Return the material exactly as supplied, apart from the pictures, which are omitted.

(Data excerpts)
-- -- --

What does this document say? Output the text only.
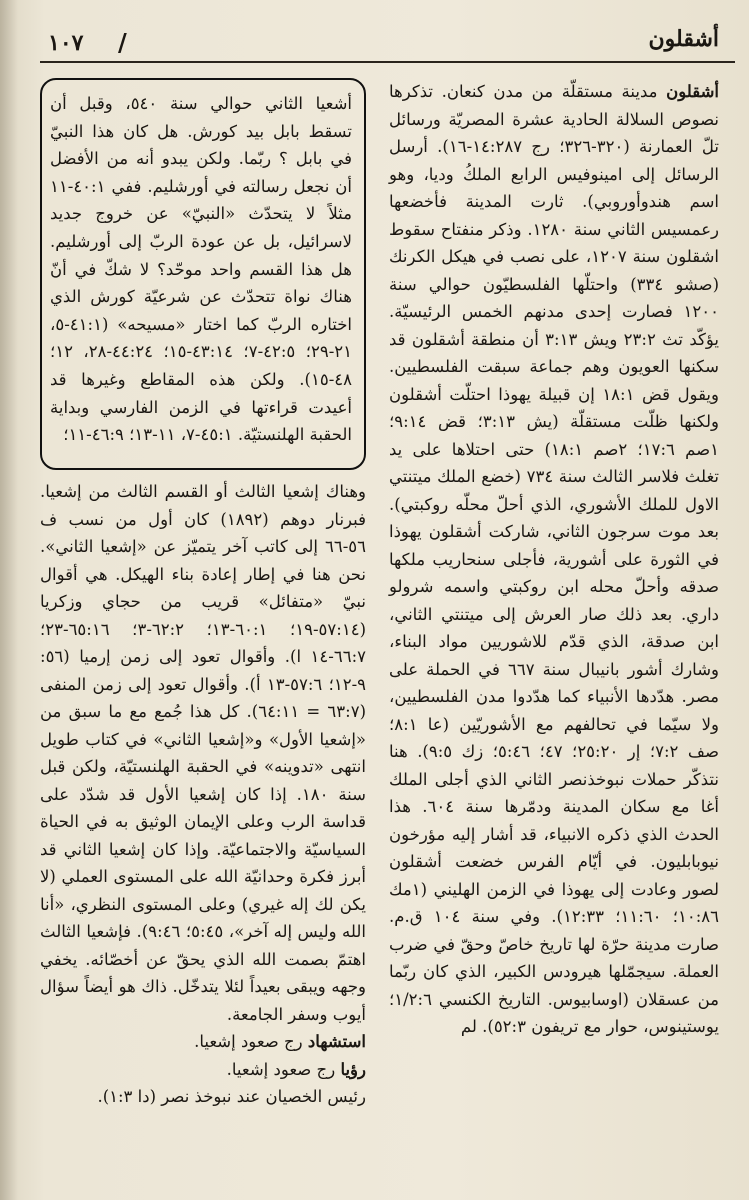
١٠٧ /	أشقلون

أشقلون مدينة مستقلّة من مدن كنعان. تذكرها نصوص السلالة الحادية عشرة المصريّة ورسائل تلّ العمارنة (٣٢٠-٣٢٦؛ رج ١٤:٢٨٧-١٦). أرسل الرسائل إلى امينوفيس الرابع الملكُ وديا، وهو اسم هندوأوروبي). ثارت المدينة فأخضعها رعمسيس الثاني سنة ١٢٨٠. وذكر منفتاح سقوط اشقلون سنة ١٢٠٧، على نصب في هيكل الكرنك (صشو ٣٣٤) واحتلّها الفلسطيّون حوالي سنة ١٢٠٠ فصارت إحدى مدنهم الخمس الرئيسيّة. يؤكّد تث ٢٣:٢ ويش ٣:١٣ أن منطقة أشقلون قد سكنها العويون وهم جماعة سبقت الفلسطيين. ويقول قض ١٨:١ إن قبيلة يهوذا احتلّت أشقلون ولكنها ظلّت مستقلّة (يش ٣:١٣؛ قض ٩:١٤؛ ١صم ١٧:٦؛ ٢صم ١٨:١) حتى احتلاها على يد تغلث فلاسر الثالث سنة ٧٣٤ (خضع الملك ميتنتي الاول للملك الأشوري، الذي أحلّ محلّه روكبتي). بعد موت سرجون الثاني، شاركت أشقلون يهوذا في الثورة على أشورية، فأجلى سنحاريب ملكها صدقه وأحلّ محله ابن روكبتي واسمه شرولو داري. بعد ذلك صار العرش إلى ميتنتي الثاني، ابن صدقة، الذي قدّم للاشوريين مواد البناء، وشارك أشور بانيبال سنة ٦٦٧ في الحملة على مصر. هدّدها الأنبياء كما هدّدوا مدن الفلسطيين، ولا سيّما في تحالفهم مع الأشوريّين (عا ٨:١؛ صف ٧:٢؛ إر ٢٥:٢٠؛ ٤٧؛ ٥:٤٦؛ زك ٩:٥). هنا نتذكّر حملات نبوخذنصر الثاني الذي أجلى الملك أغا مع سكان المدينة ودمّرها سنة ٦٠٤. هذا الحدث الذي ذكره الانبياء، قد أشار إليه مؤرخون نيوبابليون. في أيّام الفرس خضعت أشقلون لصور وعادت إلى يهوذا في الزمن الهليني (١مك ١٠:٨٦؛ ١١:٦٠؛ ١٢:٣٣). وفي سنة ١٠٤ ق.م. صارت مدينة حرّة لها تاريخ خاصّ وحقّ في ضرب العملة. سيجمّلها هيرودس الكبير، الذي كان ربّما من عسقلان (اوسابيوس. التاريخ الكنسي ١/٢:٦؛ يوستينوس، حوار مع تريفون ٥٢:٣). لم

أشعيا الثاني حوالي سنة ٥٤٠، وقبل أن تسقط بابل بيد كورش. هل كان هذا النبيّ في بابل ؟ ربّما. ولكن يبدو أنه من الأفضل أن نجعل رسالته في أورشليم. ففي ٤٠:١-١١ مثلاً لا يتحدّث «النبيّ» عن خروج جديد لاسرائيل، بل عن عودة الربّ إلى أورشليم. هل هذا القسم واحد موحّد؟ لا شكّ في أنّ هناك نواة تتحدّث عن شرعيّة كورش الذي اختاره الربّ كما اختار «مسيحه» (٤١:١-٥، ٢١-٢٩؛ ٤٢:٥-٧؛ ٤٣:١٤-١٥؛ ٤٤:٢٤-٢٨، ١٢؛٤٨-١٥). ولكن هذه المقاطع وغيرها قد أعيدت قراءتها في الزمن الفارسي وبداية الحقبة الهلنستيّة. ٤٥:١-٧، ١١-١٣؛ ٤٦:٩-١١؛

وهناك إشعيا الثالث أو القسم الثالث من إشعيا. فبرنار دوهم (١٨٩٢) كان أول من نسب ف ٥٦-٦٦ إلى كاتب آخر يتميّز عن «إشعيا الثاني». نحن هنا في إطار إعادة بناء الهيكل. هي أقوال نبيّ «متفائل» قريب من حجاي وزكريا (٥٧:١٤-١٩؛ ٦٠:١-١٣؛ ٦٢:٢-٣؛ ٦٥:١٦-٢٣؛ ٦٦:٧-١٤ ا). وأقوال تعود إلى زمن إرميا (٥٦: ٩-١٢؛ ٥٧:٦-١٣ أ). وأقوال تعود إلى زمن المنفى (٦٣:٧ = ٦٤:١١). كل هذا جُمع مع ما سبق من «إشعيا الأول» و«إشعيا الثاني» في كتاب طويل انتهى «تدوينه» في الحقبة الهلنستيّة، ولكن قبل سنة ١٨٠. إذا كان إشعيا الأول قد شدّد على قداسة الرب وعلى الإيمان الوثيق به في الحياة السياسيّة والاجتماعيّة. وإذا كان إشعيا الثاني قد أبرز فكرة وحدانيّة الله على المستوى العملي (لا يكن لك إله غيري) وعلى المستوى النظري، «أنا الله وليس إله آخر»، ٥:٤٥؛ ٩:٤٦). فإشعيا الثالث اهتمّ بصمت الله الذي يحقّ عن أخصّائه. يخفي وجهه ويبقى بعيداً لئلا يتدخّل. ذاك هو أيضاً سؤال أيوب وسفر الجامعة.

استشهاد رج صعود إشعيا.

رؤيا رج صعود إشعيا.

رئيس الخصيان عند نبوخذ نصر (دا ١:٣).
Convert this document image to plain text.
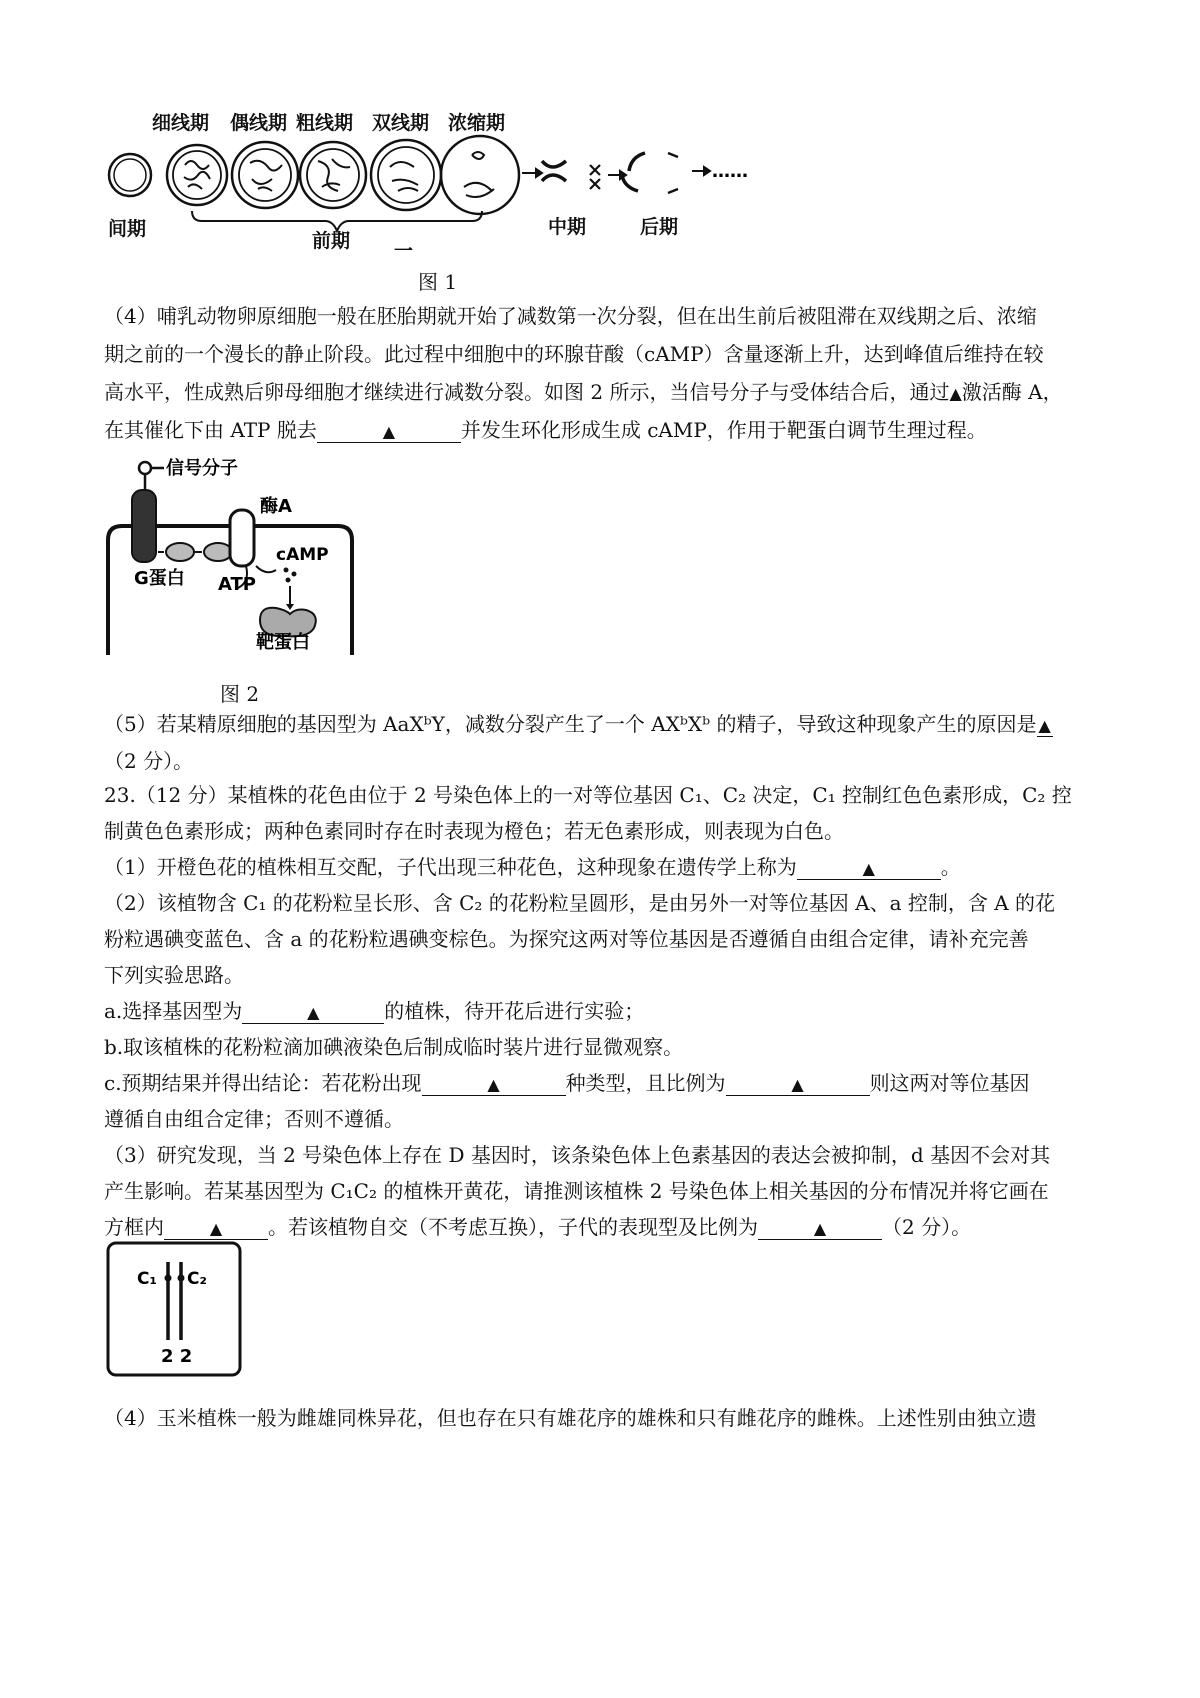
细线期 偶线期 粗线期 双线期 浓缩期
……
间期
前期 一
中期	后期
图 1
（4）哺乳动物卵原细胞一般在胚胎期就开始了减数第一次分裂，但在出生前后被阻滞在双线期之后、浓缩
期之前的一个漫长的静止阶段。此过程中细胞中的环腺苷酸（cAMP）含量逐渐上升，达到峰值后维持在较
高水平，性成熟后卵母细胞才继续进行减数分裂。如图 2 所示，当信号分子与受体结合后，通过▲激活酶 A，
在其催化下由 ATP 脱去	▲	并发生环化形成生成 cAMP，作用于靶蛋白调节生理过程。
信号分子
酶A
cAMP
G蛋白 ATP
靶蛋白
图 2
（5）若某精原细胞的基因型为 AaXᵇY，减数分裂产生了一个 AXᵇXᵇ 的精子，导致这种现象产生的原因是 ▲
（2 分）。
23.（12 分）某植株的花色由位于 2 号染色体上的一对等位基因 C₁、C₂ 决定，C₁ 控制红色色素形成，C₂ 控
制黄色色素形成；两种色素同时存在时表现为橙色；若无色素形成，则表现为白色。
（1）开橙色花的植株相互交配，子代出现三种花色，这种现象在遗传学上称为	▲	。
（2）该植物含 C₁ 的花粉粒呈长形、含 C₂ 的花粉粒呈圆形，是由另外一对等位基因 A、a 控制，含 A 的花
粉粒遇碘变蓝色、含 a 的花粉粒遇碘变棕色。为探究这两对等位基因是否遵循自由组合定律，请补充完善
下列实验思路。
a.选择基因型为	▲	的植株，待开花后进行实验；
b.取该植株的花粉粒滴加碘液染色后制成临时装片进行显微观察。
c.预期结果并得出结论：若花粉出现	▲	种类型，且比例为	▲	则这两对等位基因
遵循自由组合定律；否则不遵循。
（3）研究发现，当 2 号染色体上存在 D 基因时，该条染色体上色素基因的表达会被抑制，d 基因不会对其
产生影响。若某基因型为 C₁C₂ 的植株开黄花，请推测该植株 2 号染色体上相关基因的分布情况并将它画在
方框内	▲ 。若该植物自交（不考虑互换），子代的表现型及比例为	▲	（2 分）。
C₁ C₂
2 2
（4）玉米植株一般为雌雄同株异花，但也存在只有雄花序的雄株和只有雌花序的雌株。上述性别由独立遗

-- -- --

*ANSWER*.
What does this document say? Output the text only.
١٠٧ /	أشقلون

أشقلون مدينة مستقلّة من مدن كنعان. تذكرها نصوص السلالة الحادية عشرة المصريّة ورسائل تلّ العمارنة (٣٢٠-٣٢٦؛ رج ١٤:٢٨٧-١٦). أرسل الرسائل إلى امينوفيس الرابع الملكُ وديا، وهو اسم هندوأوروبي). ثارت المدينة فأخضعها رعمسيس الثاني سنة ١٢٨٠. وذكر منفتاح سقوط اشقلون سنة ١٢٠٧، على نصب في هيكل الكرنك (صشو ٣٣٤) واحتلّها الفلسطيّون حوالي سنة ١٢٠٠ فصارت إحدى مدنهم الخمس الرئيسيّة. يؤكّد تث ٢٣:٢ ويش ٣:١٣ أن منطقة أشقلون قد سكنها العويون وهم جماعة سبقت الفلسطيين. ويقول قض ١٨:١ إن قبيلة يهوذا احتلّت أشقلون ولكنها ظلّت مستقلّة (يش ٣:١٣؛ قض ٩:١٤؛ ١صم ١٧:٦؛ ٢صم ١٨:١) حتى احتلاها على يد تغلث فلاسر الثالث سنة ٧٣٤ (خضع الملك ميتنتي الاول للملك الأشوري، الذي أحلّ محلّه روكبتي). بعد موت سرجون الثاني، شاركت أشقلون يهوذا في الثورة على أشورية، فأجلى سنحاريب ملكها صدقه وأحلّ محله ابن روكبتي واسمه شرولو داري. بعد ذلك صار العرش إلى ميتنتي الثاني، ابن صدقة، الذي قدّم للاشوريين مواد البناء، وشارك أشور بانيبال سنة ٦٦٧ في الحملة على مصر. هدّدها الأنبياء كما هدّدوا مدن الفلسطيين، ولا سيّما في تحالفهم مع الأشوريّين (عا ٨:١؛ صف ٧:٢؛ إر ٢٥:٢٠؛ ٤٧؛ ٥:٤٦؛ زك ٩:٥). هنا نتذكّر حملات نبوخذنصر الثاني الذي أجلى الملك أغا مع سكان المدينة ودمّرها سنة ٦٠٤. هذا الحدث الذي ذكره الانبياء، قد أشار إليه مؤرخون نيوبابليون. في أيّام الفرس خضعت أشقلون لصور وعادت إلى يهوذا في الزمن الهليني (١مك ١٠:٨٦؛ ١١:٦٠؛ ١٢:٣٣). وفي سنة ١٠٤ ق.م. صارت مدينة حرّة لها تاريخ خاصّ وحقّ في ضرب العملة. سيجمّلها هيرودس الكبير، الذي كان ربّما من عسقلان (اوسابيوس. التاريخ الكنسي ١/٢:٦؛ يوستينوس، حوار مع تريفون ٥٢:٣). لم

أشعيا الثاني حوالي سنة ٥٤٠، وقبل أن تسقط بابل بيد كورش. هل كان هذا النبيّ في بابل ؟ ربّما. ولكن يبدو أنه من الأفضل أن نجعل رسالته في أورشليم. ففي ٤٠:١-١١ مثلاً لا يتحدّث «النبيّ» عن خروج جديد لاسرائيل، بل عن عودة الربّ إلى أورشليم. هل هذا القسم واحد موحّد؟ لا شكّ في أنّ هناك نواة تتحدّث عن شرعيّة كورش الذي اختاره الربّ كما اختار «مسيحه» (٤١:١-٥، ٢١-٢٩؛ ٤٢:٥-٧؛ ٤٣:١٤-١٥؛ ٤٤:٢٤-٢٨، ١٢؛٤٨-١٥). ولكن هذه المقاطع وغيرها قد أعيدت قراءتها في الزمن الفارسي وبداية الحقبة الهلنستيّة. ٤٥:١-٧، ١١-١٣؛ ٤٦:٩-١١؛

وهناك إشعيا الثالث أو القسم الثالث من إشعيا. فبرنار دوهم (١٨٩٢) كان أول من نسب ف ٥٦-٦٦ إلى كاتب آخر يتميّز عن «إشعيا الثاني». نحن هنا في إطار إعادة بناء الهيكل. هي أقوال نبيّ «متفائل» قريب من حجاي وزكريا (٥٧:١٤-١٩؛ ٦٠:١-١٣؛ ٦٢:٢-٣؛ ٦٥:١٦-٢٣؛ ٦٦:٧-١٤ ا). وأقوال تعود إلى زمن إرميا (٥٦: ٩-١٢؛ ٥٧:٦-١٣ أ). وأقوال تعود إلى زمن المنفى (٦٣:٧ = ٦٤:١١). كل هذا جُمع مع ما سبق من «إشعيا الأول» و«إشعيا الثاني» في كتاب طويل انتهى «تدوينه» في الحقبة الهلنستيّة، ولكن قبل سنة ١٨٠. إذا كان إشعيا الأول قد شدّد على قداسة الرب وعلى الإيمان الوثيق به في الحياة السياسيّة والاجتماعيّة. وإذا كان إشعيا الثاني قد أبرز فكرة وحدانيّة الله على المستوى العملي (لا يكن لك إله غيري) وعلى المستوى النظري، «أنا الله وليس إله آخر»، ٥:٤٥؛ ٩:٤٦). فإشعيا الثالث اهتمّ بصمت الله الذي يحقّ عن أخصّائه. يخفي وجهه ويبقى بعيداً لئلا يتدخّل. ذاك هو أيضاً سؤال أيوب وسفر الجامعة.

استشهاد رج صعود إشعيا.

رؤيا رج صعود إشعيا.

رئيس الخصيان عند نبوخذ نصر (دا ١:٣).
Convert this document image to plain text.
细线期 偶线期 粗线期 双线期 浓缩期
……
间期
前期 一
中期	后期
图 1
（4）哺乳动物卵原细胞一般在胚胎期就开始了减数第一次分裂，但在出生前后被阻滞在双线期之后、浓缩
期之前的一个漫长的静止阶段。此过程中细胞中的环腺苷酸（cAMP）含量逐渐上升，达到峰值后维持在较
高水平，性成熟后卵母细胞才继续进行减数分裂。如图 2 所示，当信号分子与受体结合后，通过▲激活酶 A，
在其催化下由 ATP 脱去	▲	并发生环化形成生成 cAMP，作用于靶蛋白调节生理过程。
信号分子
酶A
cAMP
G蛋白 ATP
靶蛋白
图 2
（5）若某精原细胞的基因型为 AaXᵇY，减数分裂产生了一个 AXᵇXᵇ 的精子，导致这种现象产生的原因是 ▲
（2 分）。
23.（12 分）某植株的花色由位于 2 号染色体上的一对等位基因 C₁、C₂ 决定，C₁ 控制红色色素形成，C₂ 控
制黄色色素形成；两种色素同时存在时表现为橙色；若无色素形成，则表现为白色。
（1）开橙色花的植株相互交配，子代出现三种花色，这种现象在遗传学上称为	▲	。
（2）该植物含 C₁ 的花粉粒呈长形、含 C₂ 的花粉粒呈圆形，是由另外一对等位基因 A、a 控制，含 A 的花
粉粒遇碘变蓝色、含 a 的花粉粒遇碘变棕色。为探究这两对等位基因是否遵循自由组合定律，请补充完善
下列实验思路。
a.选择基因型为	▲	的植株，待开花后进行实验；
b.取该植株的花粉粒滴加碘液染色后制成临时装片进行显微观察。
c.预期结果并得出结论：若花粉出现	▲	种类型，且比例为	▲	则这两对等位基因
遵循自由组合定律；否则不遵循。
（3）研究发现，当 2 号染色体上存在 D 基因时，该条染色体上色素基因的表达会被抑制，d 基因不会对其
产生影响。若某基因型为 C₁C₂ 的植株开黄花，请推测该植株 2 号染色体上相关基因的分布情况并将它画在
方框内	▲ 。若该植物自交（不考虑互换），子代的表现型及比例为	▲	（2 分）。
C₁ C₂
2 2
（4）玉米植株一般为雌雄同株异花，但也存在只有雄花序的雄株和只有雌花序的雌株。上述性别由独立遗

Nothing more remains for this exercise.